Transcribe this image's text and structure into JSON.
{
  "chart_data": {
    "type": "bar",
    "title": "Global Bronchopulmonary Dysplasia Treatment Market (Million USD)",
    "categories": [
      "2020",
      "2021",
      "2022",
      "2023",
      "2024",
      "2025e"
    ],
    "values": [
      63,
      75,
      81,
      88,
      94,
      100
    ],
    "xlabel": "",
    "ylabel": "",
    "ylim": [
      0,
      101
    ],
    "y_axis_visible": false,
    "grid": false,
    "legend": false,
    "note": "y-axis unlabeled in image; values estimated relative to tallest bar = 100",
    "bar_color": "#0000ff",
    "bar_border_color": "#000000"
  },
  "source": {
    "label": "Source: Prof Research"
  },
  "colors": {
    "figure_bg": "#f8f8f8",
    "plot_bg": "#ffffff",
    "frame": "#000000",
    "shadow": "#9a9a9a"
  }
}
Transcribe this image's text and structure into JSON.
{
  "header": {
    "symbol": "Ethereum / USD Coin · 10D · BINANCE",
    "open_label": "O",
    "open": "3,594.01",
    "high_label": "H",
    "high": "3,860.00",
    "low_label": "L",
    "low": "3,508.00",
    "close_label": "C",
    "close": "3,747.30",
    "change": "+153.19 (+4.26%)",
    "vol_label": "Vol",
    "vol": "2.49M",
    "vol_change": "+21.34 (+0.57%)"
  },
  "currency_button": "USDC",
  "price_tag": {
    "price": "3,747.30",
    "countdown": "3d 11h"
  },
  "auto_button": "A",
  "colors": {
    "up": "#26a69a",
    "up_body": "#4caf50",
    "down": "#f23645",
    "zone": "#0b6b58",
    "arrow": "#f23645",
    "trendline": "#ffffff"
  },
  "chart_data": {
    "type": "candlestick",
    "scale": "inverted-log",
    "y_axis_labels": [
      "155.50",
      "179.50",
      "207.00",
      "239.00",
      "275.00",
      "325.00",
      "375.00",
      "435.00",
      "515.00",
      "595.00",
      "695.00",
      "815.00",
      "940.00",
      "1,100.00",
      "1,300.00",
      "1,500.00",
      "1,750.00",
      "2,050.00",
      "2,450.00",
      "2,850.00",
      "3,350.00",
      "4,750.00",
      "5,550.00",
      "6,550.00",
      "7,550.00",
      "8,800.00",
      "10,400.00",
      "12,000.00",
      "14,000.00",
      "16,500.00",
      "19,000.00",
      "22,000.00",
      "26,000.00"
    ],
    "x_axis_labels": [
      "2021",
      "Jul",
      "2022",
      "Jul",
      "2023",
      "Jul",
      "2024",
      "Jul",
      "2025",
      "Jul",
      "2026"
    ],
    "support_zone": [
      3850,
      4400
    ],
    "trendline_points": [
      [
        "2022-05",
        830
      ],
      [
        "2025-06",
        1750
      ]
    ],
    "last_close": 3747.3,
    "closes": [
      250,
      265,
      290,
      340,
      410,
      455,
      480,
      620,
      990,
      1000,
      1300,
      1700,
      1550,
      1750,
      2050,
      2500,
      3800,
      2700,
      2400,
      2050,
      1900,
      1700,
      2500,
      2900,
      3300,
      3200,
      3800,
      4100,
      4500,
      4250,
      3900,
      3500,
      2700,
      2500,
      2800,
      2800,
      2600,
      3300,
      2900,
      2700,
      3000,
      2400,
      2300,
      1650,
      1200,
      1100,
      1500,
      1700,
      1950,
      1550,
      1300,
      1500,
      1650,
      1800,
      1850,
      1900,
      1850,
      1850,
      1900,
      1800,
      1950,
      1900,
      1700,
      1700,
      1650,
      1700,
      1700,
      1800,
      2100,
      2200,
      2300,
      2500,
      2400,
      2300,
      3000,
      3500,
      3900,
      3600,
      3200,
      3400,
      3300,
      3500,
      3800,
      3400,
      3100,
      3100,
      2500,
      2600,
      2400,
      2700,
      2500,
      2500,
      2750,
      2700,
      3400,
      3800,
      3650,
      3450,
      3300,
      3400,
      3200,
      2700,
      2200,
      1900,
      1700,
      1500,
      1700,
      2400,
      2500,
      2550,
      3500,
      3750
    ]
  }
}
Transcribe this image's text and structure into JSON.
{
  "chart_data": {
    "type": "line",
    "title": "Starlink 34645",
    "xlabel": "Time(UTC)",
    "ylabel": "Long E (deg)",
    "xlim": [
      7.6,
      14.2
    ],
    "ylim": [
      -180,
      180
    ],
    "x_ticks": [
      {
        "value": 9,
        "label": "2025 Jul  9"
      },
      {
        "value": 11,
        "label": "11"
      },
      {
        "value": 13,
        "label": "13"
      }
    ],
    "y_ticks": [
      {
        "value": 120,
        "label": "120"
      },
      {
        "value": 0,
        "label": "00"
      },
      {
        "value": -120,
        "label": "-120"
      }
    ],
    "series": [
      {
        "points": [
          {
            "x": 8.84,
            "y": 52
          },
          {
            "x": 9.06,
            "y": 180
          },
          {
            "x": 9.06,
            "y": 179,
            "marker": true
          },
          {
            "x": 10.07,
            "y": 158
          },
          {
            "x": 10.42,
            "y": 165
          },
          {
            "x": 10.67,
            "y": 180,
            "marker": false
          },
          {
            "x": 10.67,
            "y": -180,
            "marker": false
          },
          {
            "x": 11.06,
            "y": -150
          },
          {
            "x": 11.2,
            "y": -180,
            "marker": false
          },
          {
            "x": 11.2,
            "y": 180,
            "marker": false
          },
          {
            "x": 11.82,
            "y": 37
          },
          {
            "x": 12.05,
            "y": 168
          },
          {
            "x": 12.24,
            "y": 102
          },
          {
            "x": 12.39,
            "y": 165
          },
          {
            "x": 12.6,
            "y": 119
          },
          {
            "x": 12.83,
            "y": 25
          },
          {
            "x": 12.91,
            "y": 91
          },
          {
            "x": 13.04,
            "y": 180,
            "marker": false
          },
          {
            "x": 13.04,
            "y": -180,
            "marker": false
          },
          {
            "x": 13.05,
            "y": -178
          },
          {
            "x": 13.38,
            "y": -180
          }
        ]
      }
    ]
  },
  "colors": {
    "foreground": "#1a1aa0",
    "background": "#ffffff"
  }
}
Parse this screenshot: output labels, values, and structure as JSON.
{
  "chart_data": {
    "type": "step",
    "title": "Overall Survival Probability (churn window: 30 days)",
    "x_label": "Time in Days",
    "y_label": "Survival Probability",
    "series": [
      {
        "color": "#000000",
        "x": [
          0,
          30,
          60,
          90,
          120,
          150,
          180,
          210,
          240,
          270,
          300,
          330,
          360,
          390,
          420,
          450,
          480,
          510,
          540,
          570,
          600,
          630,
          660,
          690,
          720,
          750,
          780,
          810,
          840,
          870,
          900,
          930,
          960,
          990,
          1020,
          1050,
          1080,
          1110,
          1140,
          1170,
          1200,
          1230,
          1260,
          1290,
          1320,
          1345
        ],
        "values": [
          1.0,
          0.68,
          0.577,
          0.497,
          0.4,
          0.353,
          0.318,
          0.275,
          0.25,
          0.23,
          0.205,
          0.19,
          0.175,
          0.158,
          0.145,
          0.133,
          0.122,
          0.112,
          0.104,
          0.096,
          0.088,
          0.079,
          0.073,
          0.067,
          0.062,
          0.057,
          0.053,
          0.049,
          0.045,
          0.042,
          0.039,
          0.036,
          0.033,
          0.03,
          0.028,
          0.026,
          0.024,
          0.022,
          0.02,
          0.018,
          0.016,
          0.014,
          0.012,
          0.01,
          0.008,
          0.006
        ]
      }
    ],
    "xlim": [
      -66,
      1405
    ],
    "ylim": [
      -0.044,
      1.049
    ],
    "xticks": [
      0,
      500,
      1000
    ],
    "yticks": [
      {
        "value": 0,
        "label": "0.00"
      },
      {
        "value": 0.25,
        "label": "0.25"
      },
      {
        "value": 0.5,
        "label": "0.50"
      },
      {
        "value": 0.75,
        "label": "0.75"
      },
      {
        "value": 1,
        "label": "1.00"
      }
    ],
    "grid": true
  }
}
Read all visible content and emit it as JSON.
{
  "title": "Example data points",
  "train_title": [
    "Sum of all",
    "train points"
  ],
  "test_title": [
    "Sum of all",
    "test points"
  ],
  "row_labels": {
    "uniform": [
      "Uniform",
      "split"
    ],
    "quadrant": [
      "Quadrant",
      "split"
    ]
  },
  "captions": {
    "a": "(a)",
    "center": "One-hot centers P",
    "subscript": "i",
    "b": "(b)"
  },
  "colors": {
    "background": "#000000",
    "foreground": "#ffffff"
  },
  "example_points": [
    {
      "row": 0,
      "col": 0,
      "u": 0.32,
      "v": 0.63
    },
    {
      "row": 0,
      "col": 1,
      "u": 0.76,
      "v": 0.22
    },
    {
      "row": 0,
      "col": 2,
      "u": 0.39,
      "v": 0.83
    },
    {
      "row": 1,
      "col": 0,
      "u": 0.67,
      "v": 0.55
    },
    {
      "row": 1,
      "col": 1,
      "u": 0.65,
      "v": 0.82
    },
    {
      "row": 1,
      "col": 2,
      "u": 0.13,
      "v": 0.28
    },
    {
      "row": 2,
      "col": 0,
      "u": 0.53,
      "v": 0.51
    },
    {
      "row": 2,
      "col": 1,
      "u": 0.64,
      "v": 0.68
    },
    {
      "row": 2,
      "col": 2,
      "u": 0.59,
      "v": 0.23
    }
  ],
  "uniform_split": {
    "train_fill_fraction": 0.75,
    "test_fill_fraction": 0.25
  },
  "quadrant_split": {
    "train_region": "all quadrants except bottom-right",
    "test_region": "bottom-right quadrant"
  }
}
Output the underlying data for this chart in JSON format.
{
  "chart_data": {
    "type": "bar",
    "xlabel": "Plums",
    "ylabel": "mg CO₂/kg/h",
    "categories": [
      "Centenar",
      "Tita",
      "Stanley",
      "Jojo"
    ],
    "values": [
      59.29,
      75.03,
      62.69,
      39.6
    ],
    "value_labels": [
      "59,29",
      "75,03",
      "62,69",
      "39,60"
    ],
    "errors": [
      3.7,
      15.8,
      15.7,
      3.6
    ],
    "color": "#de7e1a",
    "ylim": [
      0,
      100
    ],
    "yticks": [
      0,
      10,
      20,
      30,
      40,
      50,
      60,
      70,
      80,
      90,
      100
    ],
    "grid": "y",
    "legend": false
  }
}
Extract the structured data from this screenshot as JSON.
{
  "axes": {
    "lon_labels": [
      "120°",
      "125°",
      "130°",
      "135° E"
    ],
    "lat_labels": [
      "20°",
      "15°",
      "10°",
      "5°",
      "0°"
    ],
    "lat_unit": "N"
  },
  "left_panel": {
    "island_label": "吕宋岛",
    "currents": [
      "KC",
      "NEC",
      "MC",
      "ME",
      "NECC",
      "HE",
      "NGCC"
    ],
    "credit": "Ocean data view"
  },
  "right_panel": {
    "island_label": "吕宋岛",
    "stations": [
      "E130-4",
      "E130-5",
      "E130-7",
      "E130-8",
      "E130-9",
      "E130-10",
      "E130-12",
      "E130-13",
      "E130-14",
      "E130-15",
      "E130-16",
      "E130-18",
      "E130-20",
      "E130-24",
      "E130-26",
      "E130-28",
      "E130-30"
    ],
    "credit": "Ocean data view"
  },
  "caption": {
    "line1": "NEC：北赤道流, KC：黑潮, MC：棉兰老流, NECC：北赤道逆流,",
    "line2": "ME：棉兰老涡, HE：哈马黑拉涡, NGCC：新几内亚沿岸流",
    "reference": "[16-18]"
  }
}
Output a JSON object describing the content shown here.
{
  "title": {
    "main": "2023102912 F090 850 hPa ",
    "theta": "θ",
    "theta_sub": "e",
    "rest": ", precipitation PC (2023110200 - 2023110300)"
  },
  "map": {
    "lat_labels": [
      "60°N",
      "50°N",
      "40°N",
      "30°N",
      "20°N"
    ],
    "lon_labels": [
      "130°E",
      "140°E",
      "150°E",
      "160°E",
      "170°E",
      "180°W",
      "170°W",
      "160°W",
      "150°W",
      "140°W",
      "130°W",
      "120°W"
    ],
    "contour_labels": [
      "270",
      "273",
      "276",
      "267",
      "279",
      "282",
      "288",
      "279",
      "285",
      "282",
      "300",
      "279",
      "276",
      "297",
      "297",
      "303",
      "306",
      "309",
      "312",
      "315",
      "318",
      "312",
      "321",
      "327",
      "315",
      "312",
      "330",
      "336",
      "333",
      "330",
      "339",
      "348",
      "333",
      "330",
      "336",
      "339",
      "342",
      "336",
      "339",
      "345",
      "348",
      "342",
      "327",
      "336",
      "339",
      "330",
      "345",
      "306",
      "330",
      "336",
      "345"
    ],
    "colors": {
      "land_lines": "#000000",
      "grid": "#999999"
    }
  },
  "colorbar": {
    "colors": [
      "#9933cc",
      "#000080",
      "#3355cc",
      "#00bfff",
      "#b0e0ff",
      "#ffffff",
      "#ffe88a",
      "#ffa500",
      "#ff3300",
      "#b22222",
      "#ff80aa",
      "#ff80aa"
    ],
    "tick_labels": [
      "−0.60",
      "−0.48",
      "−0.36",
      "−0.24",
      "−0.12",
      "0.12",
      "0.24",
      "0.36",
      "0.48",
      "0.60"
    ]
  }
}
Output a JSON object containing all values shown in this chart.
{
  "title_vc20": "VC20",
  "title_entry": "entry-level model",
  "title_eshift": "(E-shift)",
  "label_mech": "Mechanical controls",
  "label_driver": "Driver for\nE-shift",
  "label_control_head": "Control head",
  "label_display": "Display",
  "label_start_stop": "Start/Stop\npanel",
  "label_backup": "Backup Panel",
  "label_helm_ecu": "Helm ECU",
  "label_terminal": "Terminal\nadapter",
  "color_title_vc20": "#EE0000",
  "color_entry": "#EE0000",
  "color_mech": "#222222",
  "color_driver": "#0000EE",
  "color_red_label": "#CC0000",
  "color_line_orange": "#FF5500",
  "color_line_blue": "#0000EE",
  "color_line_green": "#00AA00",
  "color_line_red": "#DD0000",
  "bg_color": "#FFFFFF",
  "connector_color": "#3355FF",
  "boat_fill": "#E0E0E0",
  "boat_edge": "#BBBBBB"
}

=====

### [Goal]
Find the word "foreground" in the entries above and gather every line that holds it.

### [Full response]
    "foreground": "#1a1aa0",
    "foreground": "#ffffff"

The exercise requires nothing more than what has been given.